The data —
-------
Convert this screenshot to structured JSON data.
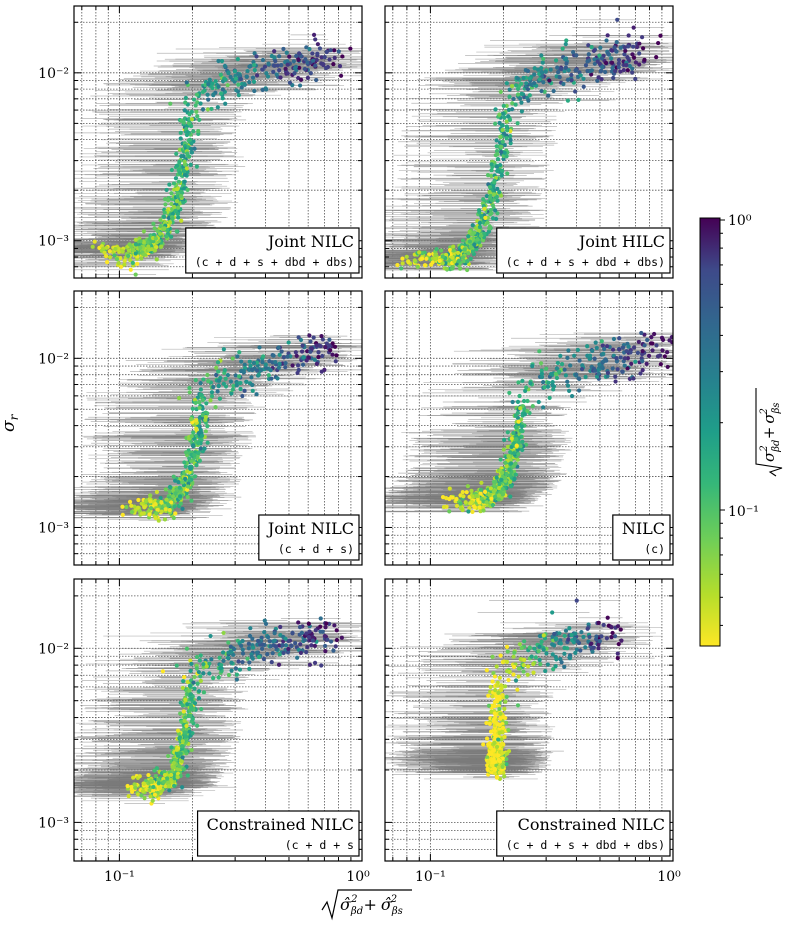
{
  "figure": {
    "y_axis_label": "σ",
    "y_axis_label_sub": "r",
    "x_axis_label_parts": {
      "base": "√",
      "term1": "σ̂",
      "sub1": "βd",
      "sup": "2",
      "plus": "+",
      "term2": "σ̂",
      "sub2": "βs"
    },
    "colorbar_label": "√(σ²_βd + σ²_βs)",
    "colorbar_ticks": [
      "10⁰",
      "10⁻¹"
    ],
    "x_ticks": [
      "10⁻¹",
      "10⁰"
    ],
    "y_ticks": [
      "10⁻²",
      "10⁻³"
    ]
  },
  "chart_data": [
    {
      "type": "scatter",
      "panel": "top-left",
      "legend_line1": "Joint NILC",
      "legend_line2": "(c + d + s + dbd + dbs)",
      "xscale": "log",
      "yscale": "log",
      "xlim": [
        0.065,
        1.0
      ],
      "ylim": [
        0.0006,
        0.025
      ],
      "trend": {
        "x_start": 0.075,
        "y_start": 0.00085,
        "x_knee": 0.2,
        "x_top": 0.8,
        "y_top": 0.011
      },
      "colormap": "viridis",
      "color_range": [
        0.035,
        1.0
      ],
      "n_points": 620,
      "grid": true
    },
    {
      "type": "scatter",
      "panel": "top-right",
      "legend_line1": "Joint HILC",
      "legend_line2": "(c + d + s + dbd + dbs)",
      "xscale": "log",
      "yscale": "log",
      "xlim": [
        0.065,
        1.0
      ],
      "ylim": [
        0.0006,
        0.025
      ],
      "trend": {
        "x_start": 0.07,
        "y_start": 0.00075,
        "x_knee": 0.21,
        "x_top": 0.8,
        "y_top": 0.012
      },
      "colormap": "viridis",
      "color_range": [
        0.035,
        1.0
      ],
      "n_points": 620,
      "grid": true
    },
    {
      "type": "scatter",
      "panel": "middle-left",
      "legend_line1": "Joint NILC",
      "legend_line2": "(c + d + s)",
      "xscale": "log",
      "yscale": "log",
      "xlim": [
        0.065,
        1.0
      ],
      "ylim": [
        0.0006,
        0.025
      ],
      "trend": {
        "x_start": 0.1,
        "y_start": 0.0013,
        "x_knee": 0.22,
        "x_top": 0.75,
        "y_top": 0.01
      },
      "colormap": "viridis",
      "color_range": [
        0.035,
        1.0
      ],
      "n_points": 560,
      "grid": true
    },
    {
      "type": "scatter",
      "panel": "middle-right",
      "legend_line1": "NILC",
      "legend_line2": "(c)",
      "xscale": "log",
      "yscale": "log",
      "xlim": [
        0.065,
        1.0
      ],
      "ylim": [
        0.0006,
        0.025
      ],
      "trend": {
        "x_start": 0.11,
        "y_start": 0.0014,
        "x_knee": 0.24,
        "x_top": 0.9,
        "y_top": 0.01
      },
      "colormap": "viridis",
      "color_range": [
        0.035,
        1.0
      ],
      "n_points": 600,
      "grid": true
    },
    {
      "type": "scatter",
      "panel": "bottom-left",
      "legend_line1": "Constrained NILC",
      "legend_line2": "(c + d + s",
      "xscale": "log",
      "yscale": "log",
      "xlim": [
        0.065,
        1.0
      ],
      "ylim": [
        0.0006,
        0.025
      ],
      "trend": {
        "x_start": 0.105,
        "y_start": 0.0016,
        "x_knee": 0.2,
        "x_top": 0.75,
        "y_top": 0.011
      },
      "colormap": "viridis",
      "color_range": [
        0.035,
        1.0
      ],
      "n_points": 640,
      "grid": true
    },
    {
      "type": "scatter",
      "panel": "bottom-right",
      "legend_line1": "Constrained NILC",
      "legend_line2": "(c + d + s + dbd + dbs)",
      "xscale": "log",
      "yscale": "log",
      "xlim": [
        0.065,
        1.0
      ],
      "ylim": [
        0.0006,
        0.025
      ],
      "trend": {
        "x_start": 0.185,
        "y_start": 0.0021,
        "x_knee": 0.19,
        "x_top": 0.55,
        "y_top": 0.011
      },
      "colormap": "viridis",
      "color_range": [
        0.035,
        1.0
      ],
      "n_points": 520,
      "grid": true
    }
  ]
}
-------
Challenge — Every line above should be returned exactly; the pictures stay out.

Exercise response —
Convert this screenshot to structured JSON data.
{
  "figure": {
    "y_axis_label": "σ",
    "y_axis_label_sub": "r",
    "x_axis_label_parts": {
      "base": "√",
      "term1": "σ̂",
      "sub1": "βd",
      "sup": "2",
      "plus": "+",
      "term2": "σ̂",
      "sub2": "βs"
    },
    "colorbar_label": "√(σ²_βd + σ²_βs)",
    "colorbar_ticks": [
      "10⁰",
      "10⁻¹"
    ],
    "x_ticks": [
      "10⁻¹",
      "10⁰"
    ],
    "y_ticks": [
      "10⁻²",
      "10⁻³"
    ]
  },
  "chart_data": [
    {
      "type": "scatter",
      "panel": "top-left",
      "legend_line1": "Joint NILC",
      "legend_line2": "(c + d + s + dbd + dbs)",
      "xscale": "log",
      "yscale": "log",
      "xlim": [
        0.065,
        1.0
      ],
      "ylim": [
        0.0006,
        0.025
      ],
      "trend": {
        "x_start": 0.075,
        "y_start": 0.00085,
        "x_knee": 0.2,
        "x_top": 0.8,
        "y_top": 0.011
      },
      "colormap": "viridis",
      "color_range": [
        0.035,
        1.0
      ],
      "n_points": 620,
      "grid": true
    },
    {
      "type": "scatter",
      "panel": "top-right",
      "legend_line1": "Joint HILC",
      "legend_line2": "(c + d + s + dbd + dbs)",
      "xscale": "log",
      "yscale": "log",
      "xlim": [
        0.065,
        1.0
      ],
      "ylim": [
        0.0006,
        0.025
      ],
      "trend": {
        "x_start": 0.07,
        "y_start": 0.00075,
        "x_knee": 0.21,
        "x_top": 0.8,
        "y_top": 0.012
      },
      "colormap": "viridis",
      "color_range": [
        0.035,
        1.0
      ],
      "n_points": 620,
      "grid": true
    },
    {
      "type": "scatter",
      "panel": "middle-left",
      "legend_line1": "Joint NILC",
      "legend_line2": "(c + d + s)",
      "xscale": "log",
      "yscale": "log",
      "xlim": [
        0.065,
        1.0
      ],
      "ylim": [
        0.0006,
        0.025
      ],
      "trend": {
        "x_start": 0.1,
        "y_start": 0.0013,
        "x_knee": 0.22,
        "x_top": 0.75,
        "y_top": 0.01
      },
      "colormap": "viridis",
      "color_range": [
        0.035,
        1.0
      ],
      "n_points": 560,
      "grid": true
    },
    {
      "type": "scatter",
      "panel": "middle-right",
      "legend_line1": "NILC",
      "legend_line2": "(c)",
      "xscale": "log",
      "yscale": "log",
      "xlim": [
        0.065,
        1.0
      ],
      "ylim": [
        0.0006,
        0.025
      ],
      "trend": {
        "x_start": 0.11,
        "y_start": 0.0014,
        "x_knee": 0.24,
        "x_top": 0.9,
        "y_top": 0.01
      },
      "colormap": "viridis",
      "color_range": [
        0.035,
        1.0
      ],
      "n_points": 600,
      "grid": true
    },
    {
      "type": "scatter",
      "panel": "bottom-left",
      "legend_line1": "Constrained NILC",
      "legend_line2": "(c + d + s",
      "xscale": "log",
      "yscale": "log",
      "xlim": [
        0.065,
        1.0
      ],
      "ylim": [
        0.0006,
        0.025
      ],
      "trend": {
        "x_start": 0.105,
        "y_start": 0.0016,
        "x_knee": 0.2,
        "x_top": 0.75,
        "y_top": 0.011
      },
      "colormap": "viridis",
      "color_range": [
        0.035,
        1.0
      ],
      "n_points": 640,
      "grid": true
    },
    {
      "type": "scatter",
      "panel": "bottom-right",
      "legend_line1": "Constrained NILC",
      "legend_line2": "(c + d + s + dbd + dbs)",
      "xscale": "log",
      "yscale": "log",
      "xlim": [
        0.065,
        1.0
      ],
      "ylim": [
        0.0006,
        0.025
      ],
      "trend": {
        "x_start": 0.185,
        "y_start": 0.0021,
        "x_knee": 0.19,
        "x_top": 0.55,
        "y_top": 0.011
      },
      "colormap": "viridis",
      "color_range": [
        0.035,
        1.0
      ],
      "n_points": 520,
      "grid": true
    }
  ]
}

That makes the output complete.